# Arbeitsanweisungen
[1] In welchem Jahr wurde Hell laut dem Text über Stefan Hell am Göttinger Max-Planck-Institut zum Direktor ernannt?
[2] Prüfen Sie, ob die folgenden Aussagen mit dem Text über Stefan Hell übereinstimmen: (a) Hell legte sein Abitur in Ludwigshafen ab. (b) Hells Familie zog 1981 nach Deutschland. (c) Hell ist seit 2013 Mitglied der Leopoldina.
[3] Schreiben Sie aus dem Text über Stefan Hell alles von „Stefan Hell ist“ bis hinunter zu „Carl-Bosch-Gymnasium in Ludwigshafen.“ wortgetreu ab.

Stefan Hell ist Direktor am Max-Planck-Institut für biophysikalische Chemie in Göttingen. Der 51-Jährige ist Rumäniendeutscher, stammt aus einer Familie Banater Schwaben, die unweit der rumänischen Stadt Arad lebte. 1978 siedelte die Familie nach Deutschland um, Hell machte sein Abitur daraufhin am Carl-Bosch-Gymnasium in Ludwigshafen.

Ab 1981 studierte Hell Physik an der Universität Heidelberg, er promovierte 1990. Seine wissenschaftliche Karriere führte ihn dann unter anderem ins finnische Turku und nach Oxford. 1997 kam er als Leiter einer Nachwuchsgruppe an das Göttinger Max-Planck-Institut und wurde 2003 dort zum Direktor ernannt. Seit 2013 ist er auch Mitglied der Leopoldina in Halle.

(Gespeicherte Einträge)

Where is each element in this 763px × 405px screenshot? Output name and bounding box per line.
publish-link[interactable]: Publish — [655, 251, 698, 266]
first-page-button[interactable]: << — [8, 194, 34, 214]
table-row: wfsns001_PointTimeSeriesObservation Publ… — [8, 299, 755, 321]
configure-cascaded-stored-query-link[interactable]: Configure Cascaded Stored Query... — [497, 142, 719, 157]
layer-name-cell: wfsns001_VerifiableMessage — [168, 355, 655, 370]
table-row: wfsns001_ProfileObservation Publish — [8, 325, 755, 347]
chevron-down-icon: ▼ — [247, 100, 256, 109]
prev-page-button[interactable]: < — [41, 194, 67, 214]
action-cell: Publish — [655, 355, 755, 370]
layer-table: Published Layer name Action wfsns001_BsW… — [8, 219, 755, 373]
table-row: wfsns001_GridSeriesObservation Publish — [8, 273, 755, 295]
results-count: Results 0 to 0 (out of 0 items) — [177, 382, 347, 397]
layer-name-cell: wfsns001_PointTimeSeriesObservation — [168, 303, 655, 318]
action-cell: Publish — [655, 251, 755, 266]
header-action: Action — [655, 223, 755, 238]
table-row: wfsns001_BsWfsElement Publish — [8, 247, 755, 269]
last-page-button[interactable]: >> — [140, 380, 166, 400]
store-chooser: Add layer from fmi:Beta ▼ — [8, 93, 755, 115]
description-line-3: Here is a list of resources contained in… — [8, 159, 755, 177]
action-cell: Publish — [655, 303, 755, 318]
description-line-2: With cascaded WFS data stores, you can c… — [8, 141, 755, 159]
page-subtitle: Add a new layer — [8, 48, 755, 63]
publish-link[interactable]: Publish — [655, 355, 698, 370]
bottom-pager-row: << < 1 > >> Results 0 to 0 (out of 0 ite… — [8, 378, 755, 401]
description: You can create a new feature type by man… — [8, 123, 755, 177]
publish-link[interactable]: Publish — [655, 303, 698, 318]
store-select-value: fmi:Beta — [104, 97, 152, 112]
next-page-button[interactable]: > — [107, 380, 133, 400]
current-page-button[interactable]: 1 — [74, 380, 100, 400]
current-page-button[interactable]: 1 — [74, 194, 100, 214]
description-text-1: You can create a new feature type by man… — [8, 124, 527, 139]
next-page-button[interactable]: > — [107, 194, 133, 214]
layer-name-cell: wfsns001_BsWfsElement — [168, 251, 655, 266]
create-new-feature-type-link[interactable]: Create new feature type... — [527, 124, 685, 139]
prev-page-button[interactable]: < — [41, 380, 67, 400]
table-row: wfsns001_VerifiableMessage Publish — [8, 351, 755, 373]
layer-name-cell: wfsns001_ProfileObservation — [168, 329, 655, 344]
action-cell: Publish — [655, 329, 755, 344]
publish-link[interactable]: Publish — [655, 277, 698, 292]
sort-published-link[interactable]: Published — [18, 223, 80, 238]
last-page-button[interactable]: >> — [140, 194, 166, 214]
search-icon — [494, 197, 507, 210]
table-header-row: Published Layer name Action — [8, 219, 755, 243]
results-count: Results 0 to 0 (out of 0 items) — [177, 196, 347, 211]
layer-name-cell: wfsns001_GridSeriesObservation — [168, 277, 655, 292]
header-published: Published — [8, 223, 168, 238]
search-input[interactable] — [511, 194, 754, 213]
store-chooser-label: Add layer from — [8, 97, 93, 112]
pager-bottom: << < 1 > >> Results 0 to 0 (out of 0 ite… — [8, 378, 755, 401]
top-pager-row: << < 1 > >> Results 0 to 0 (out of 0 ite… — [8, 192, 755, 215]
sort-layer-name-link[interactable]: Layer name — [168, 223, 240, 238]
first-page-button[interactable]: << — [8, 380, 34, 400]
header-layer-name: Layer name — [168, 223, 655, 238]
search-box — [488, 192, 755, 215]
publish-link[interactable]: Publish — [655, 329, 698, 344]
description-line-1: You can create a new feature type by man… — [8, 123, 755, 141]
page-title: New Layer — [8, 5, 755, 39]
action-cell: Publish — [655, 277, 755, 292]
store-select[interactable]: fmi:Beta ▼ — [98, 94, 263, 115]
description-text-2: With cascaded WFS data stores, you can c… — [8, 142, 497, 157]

# Lösungen
[1] 2003

[2]
(a) Ja: „Hell machte sein Abitur daraufhin am Carl-Bosch-Gymnasium in Ludwigshafen“
(b) Nein: „1978 siedelte die Familie nach Deutschland um“
(c) Ja: „Seit 2013 ist er auch Mitglied der Leopoldina in Halle“

[3]
Stefan Hell ist Direktor am Max-Planck-Institut für biophysikalische Chemie in Göttingen. Der 51-Jährige ist Rumäniendeutscher, stammt aus einer Familie Banater Schwaben, die unweit der rumänischen Stadt Arad lebte. 1978 siedelte die Familie nach Deutschland um, Hell machte sein Abitur daraufhin am Carl-Bosch-Gymnasium in Ludwigshafen.